EXCERPT TO READ =>
╭──
It is important to note that while all participants had at least the primary stage of education to complete the MoCA test, yet, there may have been some bias because of their quality of education leading to the higher incidence of MCI in PD patients in Egypt.
In our study, chronic patients scored worse than newly diagnosed patients on 3 of MoCA cognitive subarea, namely attention, language, and delayed recall subscores.
Similarly to our results, Pauletti et al. 26 studied 15 patients with PD with fatigue (as a feature of chronicity), 17 patients with PD without fatigue, and 37 healthy controls, they found that PD patients with fatigue perform worse than PD patients without fatigue concerning the attention network test.
Also, Ortelli et al. 27 deduced that in the early PD, the alertness and the executive portion of attention are retained but later the asymmetric degeneration of the dopaminergic system would affect the attention functions.
A study conducted by Liu et al. 28 assessing the language abilities of 31 PD patients revealed that the PD group scored significantly lower than that of the control group on the Western Aphasia Battery (WAB) & this correlated significantly with the deterioration rate of motor function.
╰──
RECORD SET =>
╭──
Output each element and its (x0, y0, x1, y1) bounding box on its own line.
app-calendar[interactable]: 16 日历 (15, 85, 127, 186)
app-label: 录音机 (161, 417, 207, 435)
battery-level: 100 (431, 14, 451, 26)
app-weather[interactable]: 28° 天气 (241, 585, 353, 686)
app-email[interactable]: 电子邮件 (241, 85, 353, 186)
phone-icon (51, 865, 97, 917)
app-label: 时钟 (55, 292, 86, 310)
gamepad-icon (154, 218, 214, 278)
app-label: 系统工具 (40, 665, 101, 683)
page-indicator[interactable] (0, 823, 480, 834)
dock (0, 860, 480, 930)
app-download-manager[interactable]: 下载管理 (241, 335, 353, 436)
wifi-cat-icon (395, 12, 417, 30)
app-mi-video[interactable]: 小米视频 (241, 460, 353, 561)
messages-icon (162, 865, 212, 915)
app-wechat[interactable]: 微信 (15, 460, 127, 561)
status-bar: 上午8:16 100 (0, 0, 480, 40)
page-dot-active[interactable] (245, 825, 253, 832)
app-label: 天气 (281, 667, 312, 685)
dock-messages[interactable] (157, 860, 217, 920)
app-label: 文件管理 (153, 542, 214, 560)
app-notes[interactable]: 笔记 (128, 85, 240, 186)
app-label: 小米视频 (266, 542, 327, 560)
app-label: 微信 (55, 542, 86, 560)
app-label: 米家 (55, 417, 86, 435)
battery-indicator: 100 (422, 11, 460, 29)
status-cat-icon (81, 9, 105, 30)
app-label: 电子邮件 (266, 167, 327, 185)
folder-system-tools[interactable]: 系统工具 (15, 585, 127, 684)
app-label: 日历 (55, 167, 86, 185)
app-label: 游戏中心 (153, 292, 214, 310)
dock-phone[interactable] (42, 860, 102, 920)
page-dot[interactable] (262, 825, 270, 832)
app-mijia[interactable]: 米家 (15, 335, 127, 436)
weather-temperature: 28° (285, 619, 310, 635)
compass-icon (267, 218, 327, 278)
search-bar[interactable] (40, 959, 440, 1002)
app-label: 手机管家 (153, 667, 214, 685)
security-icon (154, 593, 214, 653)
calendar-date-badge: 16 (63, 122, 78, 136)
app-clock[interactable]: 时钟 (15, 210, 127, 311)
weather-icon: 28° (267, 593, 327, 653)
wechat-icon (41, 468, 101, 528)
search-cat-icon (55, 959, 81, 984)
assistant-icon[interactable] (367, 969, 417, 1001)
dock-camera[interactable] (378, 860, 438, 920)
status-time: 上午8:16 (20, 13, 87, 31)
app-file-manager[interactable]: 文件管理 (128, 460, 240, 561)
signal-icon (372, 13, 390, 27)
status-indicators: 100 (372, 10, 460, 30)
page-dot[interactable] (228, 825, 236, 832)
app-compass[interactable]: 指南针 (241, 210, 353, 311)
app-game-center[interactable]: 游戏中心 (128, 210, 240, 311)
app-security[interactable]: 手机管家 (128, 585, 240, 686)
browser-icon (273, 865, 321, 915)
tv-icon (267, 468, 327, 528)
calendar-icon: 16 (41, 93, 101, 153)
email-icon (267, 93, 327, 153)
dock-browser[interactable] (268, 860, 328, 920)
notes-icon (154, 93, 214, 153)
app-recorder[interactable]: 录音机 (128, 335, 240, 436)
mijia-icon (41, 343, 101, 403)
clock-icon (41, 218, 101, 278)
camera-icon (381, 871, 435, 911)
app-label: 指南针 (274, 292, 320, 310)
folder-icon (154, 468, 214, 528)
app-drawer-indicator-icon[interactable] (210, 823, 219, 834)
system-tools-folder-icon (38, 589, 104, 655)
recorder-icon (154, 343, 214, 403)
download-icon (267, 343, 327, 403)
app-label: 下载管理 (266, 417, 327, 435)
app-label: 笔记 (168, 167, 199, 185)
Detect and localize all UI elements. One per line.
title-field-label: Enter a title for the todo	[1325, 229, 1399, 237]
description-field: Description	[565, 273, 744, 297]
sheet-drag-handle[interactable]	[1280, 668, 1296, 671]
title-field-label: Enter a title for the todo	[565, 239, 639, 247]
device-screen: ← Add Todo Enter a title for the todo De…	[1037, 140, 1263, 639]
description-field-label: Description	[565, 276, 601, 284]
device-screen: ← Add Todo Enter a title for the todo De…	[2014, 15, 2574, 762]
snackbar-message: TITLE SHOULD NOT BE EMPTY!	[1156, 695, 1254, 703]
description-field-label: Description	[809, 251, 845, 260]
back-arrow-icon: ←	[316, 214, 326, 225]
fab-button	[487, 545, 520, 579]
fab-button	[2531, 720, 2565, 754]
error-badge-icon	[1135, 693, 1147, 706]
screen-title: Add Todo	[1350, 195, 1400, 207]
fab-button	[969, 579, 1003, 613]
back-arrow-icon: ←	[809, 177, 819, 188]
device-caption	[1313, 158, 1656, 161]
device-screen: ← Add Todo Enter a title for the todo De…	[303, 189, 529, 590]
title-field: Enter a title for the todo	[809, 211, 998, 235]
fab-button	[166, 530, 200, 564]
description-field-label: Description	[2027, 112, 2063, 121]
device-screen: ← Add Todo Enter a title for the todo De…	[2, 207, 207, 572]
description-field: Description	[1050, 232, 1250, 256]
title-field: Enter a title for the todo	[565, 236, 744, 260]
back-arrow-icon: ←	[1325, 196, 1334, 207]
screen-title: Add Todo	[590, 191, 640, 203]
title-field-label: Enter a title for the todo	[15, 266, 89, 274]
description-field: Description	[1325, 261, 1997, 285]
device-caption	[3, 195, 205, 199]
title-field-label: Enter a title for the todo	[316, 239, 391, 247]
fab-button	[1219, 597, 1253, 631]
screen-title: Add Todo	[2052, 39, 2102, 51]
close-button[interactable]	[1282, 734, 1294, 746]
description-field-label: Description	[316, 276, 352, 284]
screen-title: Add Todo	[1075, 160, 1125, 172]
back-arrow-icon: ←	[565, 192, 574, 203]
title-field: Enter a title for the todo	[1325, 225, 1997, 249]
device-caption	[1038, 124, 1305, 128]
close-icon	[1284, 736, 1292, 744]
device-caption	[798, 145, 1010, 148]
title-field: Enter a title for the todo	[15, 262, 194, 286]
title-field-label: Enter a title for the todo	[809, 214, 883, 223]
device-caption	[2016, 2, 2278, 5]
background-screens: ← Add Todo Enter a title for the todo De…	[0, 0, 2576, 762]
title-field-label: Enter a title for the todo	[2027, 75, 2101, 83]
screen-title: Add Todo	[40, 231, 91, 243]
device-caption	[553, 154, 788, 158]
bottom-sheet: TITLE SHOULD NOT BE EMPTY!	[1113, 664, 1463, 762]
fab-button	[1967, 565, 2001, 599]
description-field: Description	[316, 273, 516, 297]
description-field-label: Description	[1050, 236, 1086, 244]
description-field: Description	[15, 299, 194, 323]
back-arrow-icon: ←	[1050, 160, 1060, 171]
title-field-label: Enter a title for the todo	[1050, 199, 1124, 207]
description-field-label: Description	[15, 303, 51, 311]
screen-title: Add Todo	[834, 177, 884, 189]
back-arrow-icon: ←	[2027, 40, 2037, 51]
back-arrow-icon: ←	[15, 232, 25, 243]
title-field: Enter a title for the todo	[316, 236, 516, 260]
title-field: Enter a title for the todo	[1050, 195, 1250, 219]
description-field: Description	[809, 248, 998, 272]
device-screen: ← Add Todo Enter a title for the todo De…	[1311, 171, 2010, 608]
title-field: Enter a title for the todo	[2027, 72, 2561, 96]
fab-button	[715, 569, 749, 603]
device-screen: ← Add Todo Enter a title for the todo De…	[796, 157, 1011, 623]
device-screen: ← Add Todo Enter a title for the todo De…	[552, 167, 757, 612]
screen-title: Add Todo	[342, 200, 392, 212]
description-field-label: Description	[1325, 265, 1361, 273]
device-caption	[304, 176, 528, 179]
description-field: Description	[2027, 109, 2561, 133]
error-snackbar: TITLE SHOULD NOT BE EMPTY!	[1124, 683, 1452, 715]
╰──
THINGS TO DO =>
[1] In the Parkinson's excerpt, on which three MoCA subscores did chronic patients score worse than newly diagnosed patients?
[2] Reproduce the Parkinson's excerpt between "Similarly to our" and "the attention functions.", inclusive.

EXPECTED OUTPUTS =>
[1] Attention, language, and delayed recall.

[2]
Similarly to our results, Pauletti et al. 26 studied 15 patients with PD with fatigue (as a feature of chronicity), 17 patients with PD without fatigue, and 37 healthy controls, they found that PD patients with fatigue perform worse than PD patients without fatigue concerning the attention network test.
Also, Ortelli et al. 27 deduced that in the early PD, the alertness and the executive portion of attention are retained but later the asymmetric degeneration of the dopaminergic system would affect the attention functions.